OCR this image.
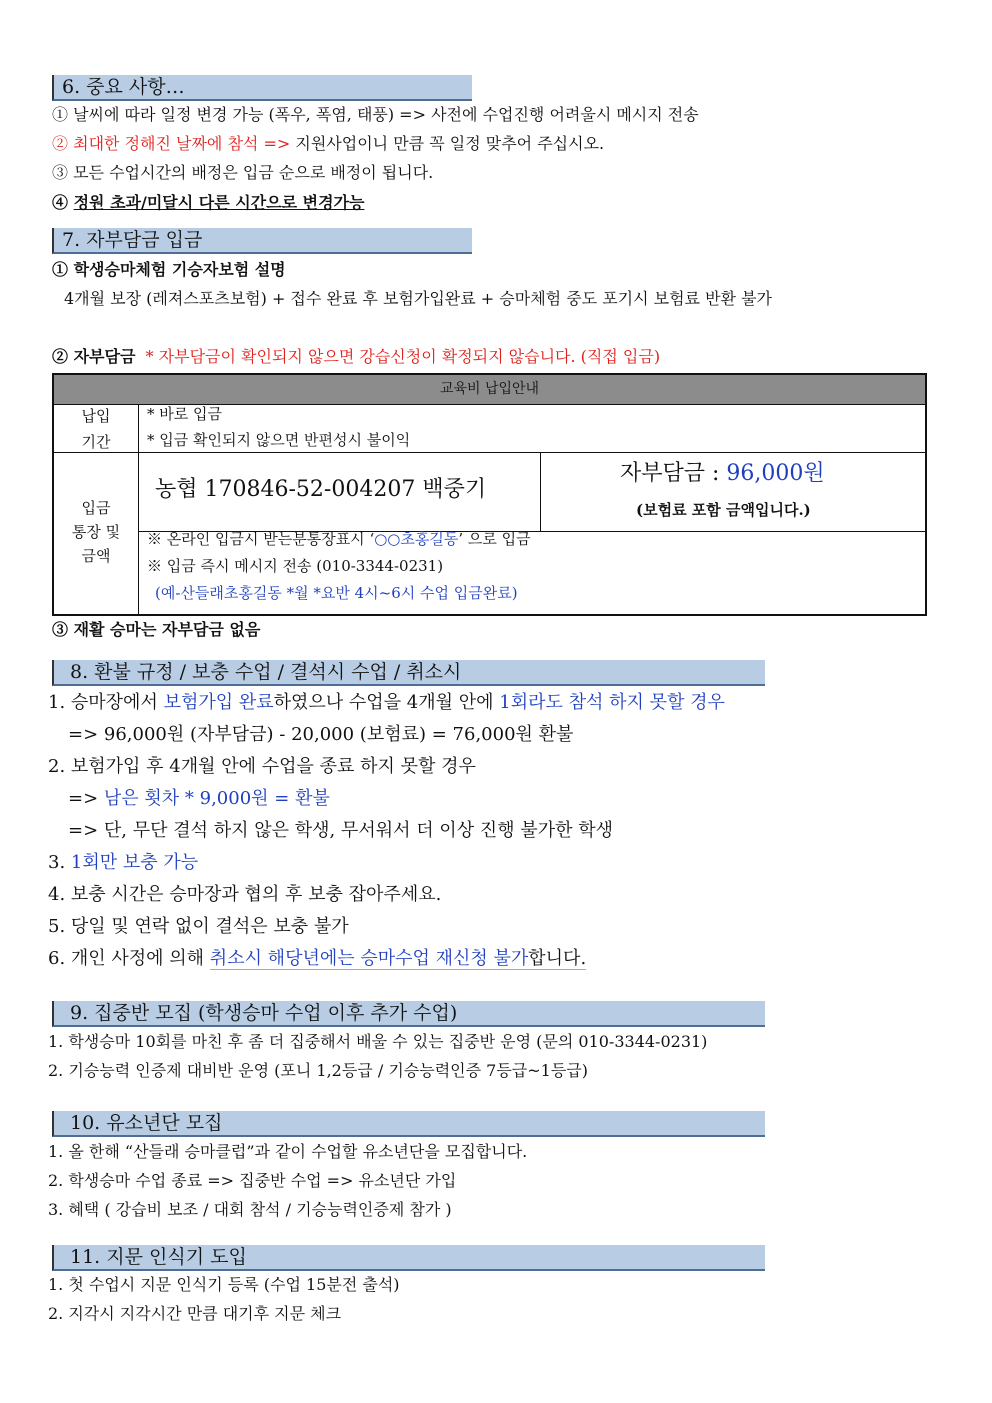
6. 중요 사항…
① 날씨에 따라 일정 변경 가능 (폭우, 폭염, 태풍) => 사전에 수업진행 어려울시 메시지 전송
② 최대한 정해진 날짜에 참석 => 지원사업이니 만큼 꼭 일정 맞추어 주십시오.
③ 모든 수업시간의 배정은 입금 순으로 배정이 됩니다.
④ 정원 초과/미달시 다른 시간으로 변경가능
7. 자부담금 입금
① 학생승마체험 기승자보험 설명
4개월 보장 (레져스포츠보험) + 접수 완료 후 보험가입완료 + 승마체험 중도 포기시 보험료 반환 불가
② 자부담금 * 자부담금이 확인되지 않으면 강습신청이 확정되지 않습니다. (직접 입금)
교육비 납입안내
납입
기간
* 바로 입금
* 입금 확인되지 않으면 반편성시 불이익
입금
통장 및
금액
농협 170846-52-004207 백중기
자부담금 : 96,000원
(보험료 포함 금액입니다.)
※ 온라인 입금시 받는분통장표시 ‘○○초홍길동’ 으로 입금
※ 입금 즉시 메시지 전송 (010-3344-0231)
(예-산들래초홍길동 *월 *요반 4시~6시 수업 입금완료)
③ 재활 승마는 자부담금 없음
8. 환불 규정 / 보충 수업 / 결석시 수업 / 취소시
1. 승마장에서 보험가입 완료하였으나 수업을 4개월 안에 1회라도 참석 하지 못할 경우
=> 96,000원 (자부담금) - 20,000 (보험료) = 76,000원 환불
2. 보험가입 후 4개월 안에 수업을 종료 하지 못할 경우
=> 남은 횟차 * 9,000원 = 환불
=> 단, 무단 결석 하지 않은 학생, 무서워서 더 이상 진행 불가한 학생
3. 1회만 보충 가능
4. 보충 시간은 승마장과 협의 후 보충 잡아주세요.
5. 당일 및 연락 없이 결석은 보충 불가
6. 개인 사정에 의해 취소시 해당년에는 승마수업 재신청 불가합니다.
9. 집중반 모집 (학생승마 수업 이후 추가 수업)
1. 학생승마 10회를 마친 후 좀 더 집중해서 배울 수 있는 집중반 운영 (문의 010-3344-0231)
2. 기승능력 인증제 대비반 운영 (포니 1,2등급 / 기승능력인증 7등급~1등급)
10. 유소년단 모집
1. 올 한해 “산들래 승마클럽”과 같이 수업할 유소년단을 모집합니다.
2. 학생승마 수업 종료 => 집중반 수업 => 유소년단 가입
3. 혜택 ( 강습비 보조 / 대회 참석 / 기승능력인증제 참가 )
11. 지문 인식기 도입
1. 첫 수업시 지문 인식기 등록 (수업 15분전 출석)
2. 지각시 지각시간 만큼 대기후 지문 체크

== == ==

▶ [What the task requires]
Find all lines where the word "확인되지" appears. Copy them.

▶ [Answer to the problem]
② 자부담금 * 자부담금이 확인되지 않으면 강습신청이 확정되지 않습니다. (직접 입금)
* 입금 확인되지 않으면 반편성시 불이익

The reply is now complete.